Dataset items
________________________________________

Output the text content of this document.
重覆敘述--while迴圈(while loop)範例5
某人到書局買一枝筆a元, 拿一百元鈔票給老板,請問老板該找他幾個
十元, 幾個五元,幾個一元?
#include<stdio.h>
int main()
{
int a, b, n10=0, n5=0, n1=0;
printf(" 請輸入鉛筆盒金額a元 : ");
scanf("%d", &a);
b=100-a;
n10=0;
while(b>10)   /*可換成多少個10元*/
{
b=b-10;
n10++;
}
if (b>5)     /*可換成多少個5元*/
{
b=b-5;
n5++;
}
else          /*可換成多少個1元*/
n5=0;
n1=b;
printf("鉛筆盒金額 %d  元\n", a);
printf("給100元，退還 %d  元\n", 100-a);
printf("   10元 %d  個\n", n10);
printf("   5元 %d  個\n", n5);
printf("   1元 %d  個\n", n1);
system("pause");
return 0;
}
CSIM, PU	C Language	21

________________________________________

*AIM OF THE TASK*: Each line of the material should be duplicated exactly, please.

*THE COMPLETED TASK*:
Output the text content of this document.
重覆敘述--while迴圈(while loop)範例5
某人到書局買一枝筆a元, 拿一百元鈔票給老板,請問老板該找他幾個
十元, 幾個五元,幾個一元?
#include<stdio.h>
int main()
{
int a, b, n10=0, n5=0, n1=0;
printf(" 請輸入鉛筆盒金額a元 : ");
scanf("%d", &a);
b=100-a;
n10=0;
while(b>10)   /*可換成多少個10元*/
{
b=b-10;
n10++;
}
if (b>5)     /*可換成多少個5元*/
{
b=b-5;
n5++;
}
else          /*可換成多少個1元*/
n5=0;
n1=b;
printf("鉛筆盒金額 %d  元\n", a);
printf("給100元，退還 %d  元\n", 100-a);
printf("   10元 %d  個\n", n10);
printf("   5元 %d  個\n", n5);
printf("   1元 %d  個\n", n1);
system("pause");
return 0;
}
CSIM, PU	C Language	21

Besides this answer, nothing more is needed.